▸ **The problem**: Go through the material and pull out every line with the string "util" in it.

▸ **Material for the task**:

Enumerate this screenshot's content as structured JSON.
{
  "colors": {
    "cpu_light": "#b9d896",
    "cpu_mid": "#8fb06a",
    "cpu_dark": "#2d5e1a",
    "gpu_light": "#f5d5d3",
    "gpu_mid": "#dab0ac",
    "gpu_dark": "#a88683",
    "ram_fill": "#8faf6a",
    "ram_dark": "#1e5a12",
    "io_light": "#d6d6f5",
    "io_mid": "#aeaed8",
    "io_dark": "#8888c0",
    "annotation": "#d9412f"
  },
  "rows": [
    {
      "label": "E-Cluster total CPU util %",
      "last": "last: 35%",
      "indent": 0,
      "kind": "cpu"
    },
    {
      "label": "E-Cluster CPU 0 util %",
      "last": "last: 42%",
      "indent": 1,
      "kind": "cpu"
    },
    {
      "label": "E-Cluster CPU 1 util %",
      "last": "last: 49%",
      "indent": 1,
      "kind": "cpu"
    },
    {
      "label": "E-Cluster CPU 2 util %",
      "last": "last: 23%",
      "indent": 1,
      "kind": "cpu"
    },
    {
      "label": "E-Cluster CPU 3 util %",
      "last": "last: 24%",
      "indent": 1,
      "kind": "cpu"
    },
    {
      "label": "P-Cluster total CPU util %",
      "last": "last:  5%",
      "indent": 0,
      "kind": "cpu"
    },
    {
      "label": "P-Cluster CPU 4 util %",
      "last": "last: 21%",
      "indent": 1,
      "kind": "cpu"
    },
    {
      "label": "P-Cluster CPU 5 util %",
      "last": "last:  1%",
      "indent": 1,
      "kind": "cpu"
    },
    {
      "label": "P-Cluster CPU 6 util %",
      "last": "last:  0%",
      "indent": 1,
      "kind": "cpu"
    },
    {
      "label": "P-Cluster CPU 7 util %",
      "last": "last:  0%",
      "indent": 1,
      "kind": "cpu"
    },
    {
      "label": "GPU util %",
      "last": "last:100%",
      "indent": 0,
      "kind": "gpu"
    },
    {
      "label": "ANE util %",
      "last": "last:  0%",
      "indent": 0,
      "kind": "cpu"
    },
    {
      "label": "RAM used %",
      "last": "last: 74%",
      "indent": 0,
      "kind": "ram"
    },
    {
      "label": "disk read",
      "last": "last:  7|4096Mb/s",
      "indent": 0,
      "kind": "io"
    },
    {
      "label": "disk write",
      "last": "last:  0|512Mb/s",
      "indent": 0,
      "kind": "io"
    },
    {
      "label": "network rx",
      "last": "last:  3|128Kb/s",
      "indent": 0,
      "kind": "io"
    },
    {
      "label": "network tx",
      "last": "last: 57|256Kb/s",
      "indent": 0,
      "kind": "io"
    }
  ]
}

▸ **Output for this task**:
      "label": "E-Cluster total CPU util %",
      "label": "E-Cluster CPU 0 util %",
      "label": "E-Cluster CPU 1 util %",
      "label": "E-Cluster CPU 2 util %",
      "label": "E-Cluster CPU 3 util %",
      "label": "P-Cluster total CPU util %",
      "label": "P-Cluster CPU 4 util %",
      "label": "P-Cluster CPU 5 util %",
      "label": "P-Cluster CPU 6 util %",
      "label": "P-Cluster CPU 7 util %",
      "label": "GPU util %",
      "label": "ANE util %",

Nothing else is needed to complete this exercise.